WHAT THIS TASK INVOLVES »
Write out the material exactly, without any of its pictures.

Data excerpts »
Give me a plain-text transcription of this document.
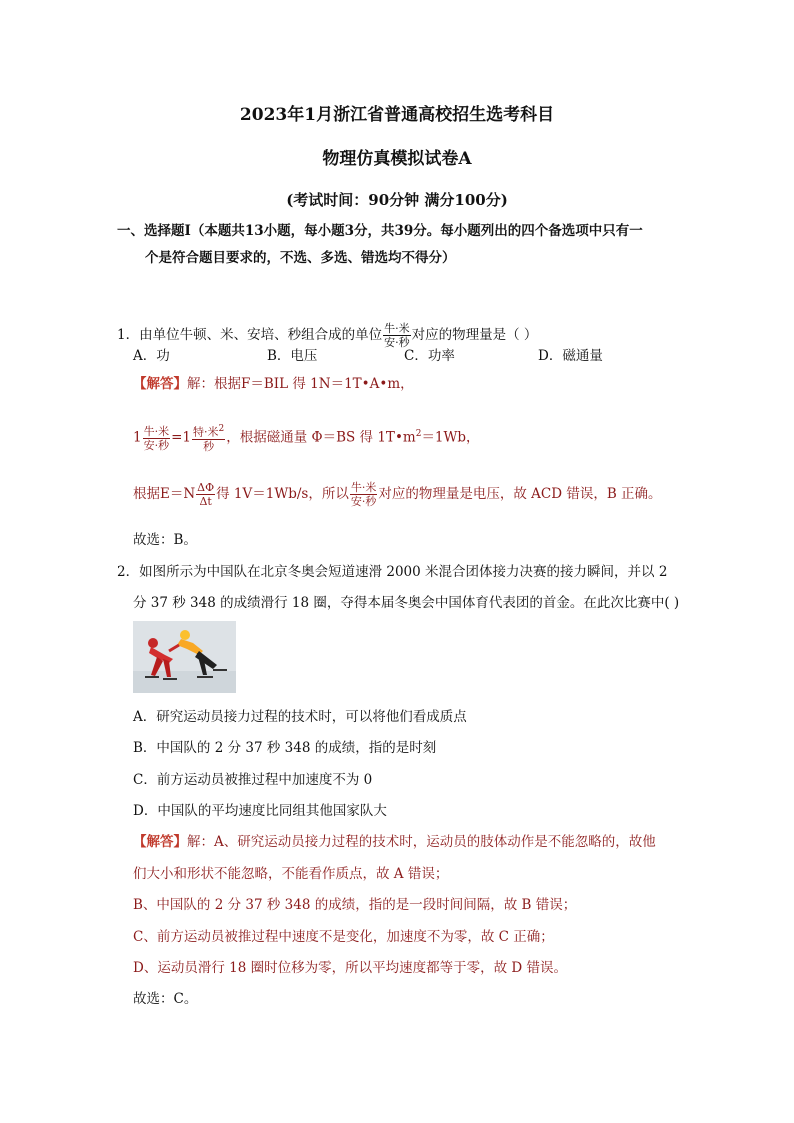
2023年1月浙江省普通高校招生选考科目
物理仿真模拟试卷A
(考试时间：90分钟 满分100分)
一、选择题Ⅰ（本题共13小题，每小题3分，共39分。每小题列出的四个备选项中只有一
个是符合题目要求的，不选、多选、错选均不得分）
1．由单位牛顿、米、安培、秒组合成的单位 $\frac{\text{牛·米}}{\text{安·秒}}$ 对应的物理量是（ ）
A．功	B．电压	C．功率	D．磁通量
【解答】解：根据F＝BIL 得 1N＝1T•A•m，
$1 \frac{\text{牛·米}}{\text{安·秒}} =1 \frac{特\cdot 米^2}{\text{秒}}$ ，根据磁通量 Φ＝BS 得 $1T•m^2=1Wb$，
根据$E=N \frac{\Delta\Phi}{\Delta t}$ 得 1V＝1Wb/s，所以 $\frac{\text{牛·米}}{\text{安·秒}}$ 对应的物理量是电压，故 ACD 错误，B 正确。
故选：B。
2．如图所示为中国队在北京冬奥会短道速滑 2000 米混合团体接力决赛的接力瞬间，并以 2
分 37 秒 348 的成绩滑行 18 圈，夺得本届冬奥会中国体育代表团的首金。在此次比赛中( )
A．研究运动员接力过程的技术时，可以将他们看成质点
B．中国队的 2 分 37 秒 348 的成绩，指的是时刻
C．前方运动员被推过程中加速度不为 0
D．中国队的平均速度比同组其他国家队大
【解答】解：A、研究运动员接力过程的技术时，运动员的肢体动作是不能忽略的，故他
们大小和形状不能忽略，不能看作质点，故 A 错误；
B、中国队的 2 分 37 秒 348 的成绩，指的是一段时间间隔，故 B 错误；
C、前方运动员被推过程中速度不是变化，加速度不为零，故 C 正确；
D、运动员滑行 18 圈时位移为零，所以平均速度都等于零，故 D 错误。
故选：C。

THE RESPONSE »
Give me a plain-text transcription of this document.
2023年1月浙江省普通高校招生选考科目
物理仿真模拟试卷A
(考试时间：90分钟 满分100分)
一、选择题Ⅰ（本题共13小题，每小题3分，共39分。每小题列出的四个备选项中只有一
个是符合题目要求的，不选、多选、错选均不得分）
1．由单位牛顿、米、安培、秒组合成的单位 $\frac{\text{牛·米}}{\text{安·秒}}$ 对应的物理量是（ ）
A．功	B．电压	C．功率	D．磁通量
【解答】解：根据F＝BIL 得 1N＝1T•A•m，
$1 \frac{\text{牛·米}}{\text{安·秒}} =1 \frac{特\cdot 米^2}{\text{秒}}$ ，根据磁通量 Φ＝BS 得 $1T•m^2=1Wb$，
根据$E=N \frac{\Delta\Phi}{\Delta t}$ 得 1V＝1Wb/s，所以 $\frac{\text{牛·米}}{\text{安·秒}}$ 对应的物理量是电压，故 ACD 错误，B 正确。
故选：B。
2．如图所示为中国队在北京冬奥会短道速滑 2000 米混合团体接力决赛的接力瞬间，并以 2
分 37 秒 348 的成绩滑行 18 圈，夺得本届冬奥会中国体育代表团的首金。在此次比赛中( )
A．研究运动员接力过程的技术时，可以将他们看成质点
B．中国队的 2 分 37 秒 348 的成绩，指的是时刻
C．前方运动员被推过程中加速度不为 0
D．中国队的平均速度比同组其他国家队大
【解答】解：A、研究运动员接力过程的技术时，运动员的肢体动作是不能忽略的，故他
们大小和形状不能忽略，不能看作质点，故 A 错误；
B、中国队的 2 分 37 秒 348 的成绩，指的是一段时间间隔，故 B 错误；
C、前方运动员被推过程中速度不是变化，加速度不为零，故 C 正确；
D、运动员滑行 18 圈时位移为零，所以平均速度都等于零，故 D 错误。
故选：C。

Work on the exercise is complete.